## Goal of the exercise
Reproduce the full listing below unchanged, apart from the pictures.

## Materials provided
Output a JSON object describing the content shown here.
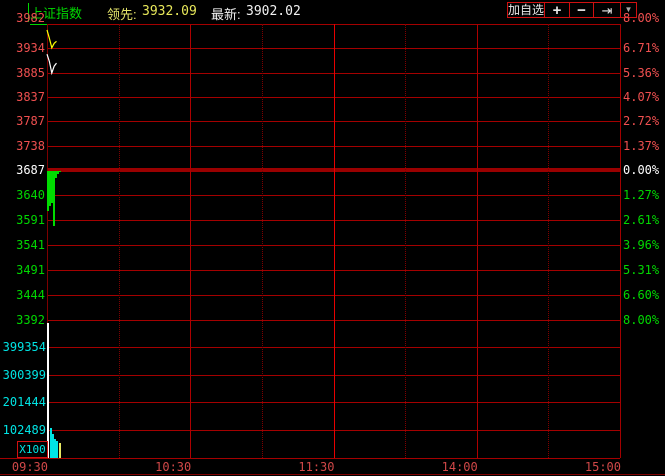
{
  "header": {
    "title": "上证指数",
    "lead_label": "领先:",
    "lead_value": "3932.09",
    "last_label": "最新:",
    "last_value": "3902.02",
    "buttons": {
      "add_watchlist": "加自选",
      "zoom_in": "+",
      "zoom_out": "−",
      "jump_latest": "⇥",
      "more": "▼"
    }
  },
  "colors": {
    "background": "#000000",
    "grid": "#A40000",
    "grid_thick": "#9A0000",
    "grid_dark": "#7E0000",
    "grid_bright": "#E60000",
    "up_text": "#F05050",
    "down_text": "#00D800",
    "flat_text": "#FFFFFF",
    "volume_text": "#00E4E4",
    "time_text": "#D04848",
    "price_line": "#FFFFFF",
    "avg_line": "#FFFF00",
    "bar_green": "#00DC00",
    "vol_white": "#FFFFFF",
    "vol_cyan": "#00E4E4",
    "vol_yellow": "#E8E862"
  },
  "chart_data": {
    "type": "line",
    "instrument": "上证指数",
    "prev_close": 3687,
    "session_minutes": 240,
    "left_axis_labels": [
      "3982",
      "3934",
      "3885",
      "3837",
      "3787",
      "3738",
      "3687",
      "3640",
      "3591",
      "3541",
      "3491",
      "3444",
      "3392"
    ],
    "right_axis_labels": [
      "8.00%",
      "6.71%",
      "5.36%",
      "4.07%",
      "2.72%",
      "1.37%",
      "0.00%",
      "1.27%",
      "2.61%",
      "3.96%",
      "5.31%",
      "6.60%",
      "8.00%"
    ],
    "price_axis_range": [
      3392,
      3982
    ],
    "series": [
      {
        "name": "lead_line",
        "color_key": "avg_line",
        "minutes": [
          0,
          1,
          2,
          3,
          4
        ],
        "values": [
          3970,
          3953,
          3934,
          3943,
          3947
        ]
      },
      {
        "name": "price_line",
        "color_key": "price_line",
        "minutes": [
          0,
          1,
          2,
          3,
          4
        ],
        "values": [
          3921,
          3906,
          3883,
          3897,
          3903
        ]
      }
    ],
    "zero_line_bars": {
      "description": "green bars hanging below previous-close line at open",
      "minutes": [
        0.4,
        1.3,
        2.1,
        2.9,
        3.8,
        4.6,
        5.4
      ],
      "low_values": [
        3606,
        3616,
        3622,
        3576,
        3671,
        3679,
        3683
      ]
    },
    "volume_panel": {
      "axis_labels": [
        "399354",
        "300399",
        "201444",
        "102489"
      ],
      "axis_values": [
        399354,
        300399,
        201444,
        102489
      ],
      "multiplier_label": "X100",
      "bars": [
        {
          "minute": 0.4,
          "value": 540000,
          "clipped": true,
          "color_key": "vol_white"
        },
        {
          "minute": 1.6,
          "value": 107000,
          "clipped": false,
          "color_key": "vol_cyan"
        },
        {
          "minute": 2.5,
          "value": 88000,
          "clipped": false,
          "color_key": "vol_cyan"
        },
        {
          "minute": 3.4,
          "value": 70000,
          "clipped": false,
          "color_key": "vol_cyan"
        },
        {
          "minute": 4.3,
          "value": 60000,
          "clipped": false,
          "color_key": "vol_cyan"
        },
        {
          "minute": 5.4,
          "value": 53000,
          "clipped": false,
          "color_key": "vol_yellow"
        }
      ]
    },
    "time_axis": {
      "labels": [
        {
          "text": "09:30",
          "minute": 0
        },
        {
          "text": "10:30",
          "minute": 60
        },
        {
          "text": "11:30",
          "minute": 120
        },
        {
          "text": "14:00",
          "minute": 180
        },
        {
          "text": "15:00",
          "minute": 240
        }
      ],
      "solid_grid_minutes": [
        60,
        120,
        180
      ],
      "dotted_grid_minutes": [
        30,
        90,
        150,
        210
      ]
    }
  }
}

## Correct answer
Output a JSON object describing the content shown here.
{
  "header": {
    "title": "上证指数",
    "lead_label": "领先:",
    "lead_value": "3932.09",
    "last_label": "最新:",
    "last_value": "3902.02",
    "buttons": {
      "add_watchlist": "加自选",
      "zoom_in": "+",
      "zoom_out": "−",
      "jump_latest": "⇥",
      "more": "▼"
    }
  },
  "colors": {
    "background": "#000000",
    "grid": "#A40000",
    "grid_thick": "#9A0000",
    "grid_dark": "#7E0000",
    "grid_bright": "#E60000",
    "up_text": "#F05050",
    "down_text": "#00D800",
    "flat_text": "#FFFFFF",
    "volume_text": "#00E4E4",
    "time_text": "#D04848",
    "price_line": "#FFFFFF",
    "avg_line": "#FFFF00",
    "bar_green": "#00DC00",
    "vol_white": "#FFFFFF",
    "vol_cyan": "#00E4E4",
    "vol_yellow": "#E8E862"
  },
  "chart_data": {
    "type": "line",
    "instrument": "上证指数",
    "prev_close": 3687,
    "session_minutes": 240,
    "left_axis_labels": [
      "3982",
      "3934",
      "3885",
      "3837",
      "3787",
      "3738",
      "3687",
      "3640",
      "3591",
      "3541",
      "3491",
      "3444",
      "3392"
    ],
    "right_axis_labels": [
      "8.00%",
      "6.71%",
      "5.36%",
      "4.07%",
      "2.72%",
      "1.37%",
      "0.00%",
      "1.27%",
      "2.61%",
      "3.96%",
      "5.31%",
      "6.60%",
      "8.00%"
    ],
    "price_axis_range": [
      3392,
      3982
    ],
    "series": [
      {
        "name": "lead_line",
        "color_key": "avg_line",
        "minutes": [
          0,
          1,
          2,
          3,
          4
        ],
        "values": [
          3970,
          3953,
          3934,
          3943,
          3947
        ]
      },
      {
        "name": "price_line",
        "color_key": "price_line",
        "minutes": [
          0,
          1,
          2,
          3,
          4
        ],
        "values": [
          3921,
          3906,
          3883,
          3897,
          3903
        ]
      }
    ],
    "zero_line_bars": {
      "description": "green bars hanging below previous-close line at open",
      "minutes": [
        0.4,
        1.3,
        2.1,
        2.9,
        3.8,
        4.6,
        5.4
      ],
      "low_values": [
        3606,
        3616,
        3622,
        3576,
        3671,
        3679,
        3683
      ]
    },
    "volume_panel": {
      "axis_labels": [
        "399354",
        "300399",
        "201444",
        "102489"
      ],
      "axis_values": [
        399354,
        300399,
        201444,
        102489
      ],
      "multiplier_label": "X100",
      "bars": [
        {
          "minute": 0.4,
          "value": 540000,
          "clipped": true,
          "color_key": "vol_white"
        },
        {
          "minute": 1.6,
          "value": 107000,
          "clipped": false,
          "color_key": "vol_cyan"
        },
        {
          "minute": 2.5,
          "value": 88000,
          "clipped": false,
          "color_key": "vol_cyan"
        },
        {
          "minute": 3.4,
          "value": 70000,
          "clipped": false,
          "color_key": "vol_cyan"
        },
        {
          "minute": 4.3,
          "value": 60000,
          "clipped": false,
          "color_key": "vol_cyan"
        },
        {
          "minute": 5.4,
          "value": 53000,
          "clipped": false,
          "color_key": "vol_yellow"
        }
      ]
    },
    "time_axis": {
      "labels": [
        {
          "text": "09:30",
          "minute": 0
        },
        {
          "text": "10:30",
          "minute": 60
        },
        {
          "text": "11:30",
          "minute": 120
        },
        {
          "text": "14:00",
          "minute": 180
        },
        {
          "text": "15:00",
          "minute": 240
        }
      ],
      "solid_grid_minutes": [
        60,
        120,
        180
      ],
      "dotted_grid_minutes": [
        30,
        90,
        150,
        210
      ]
    }
  }
}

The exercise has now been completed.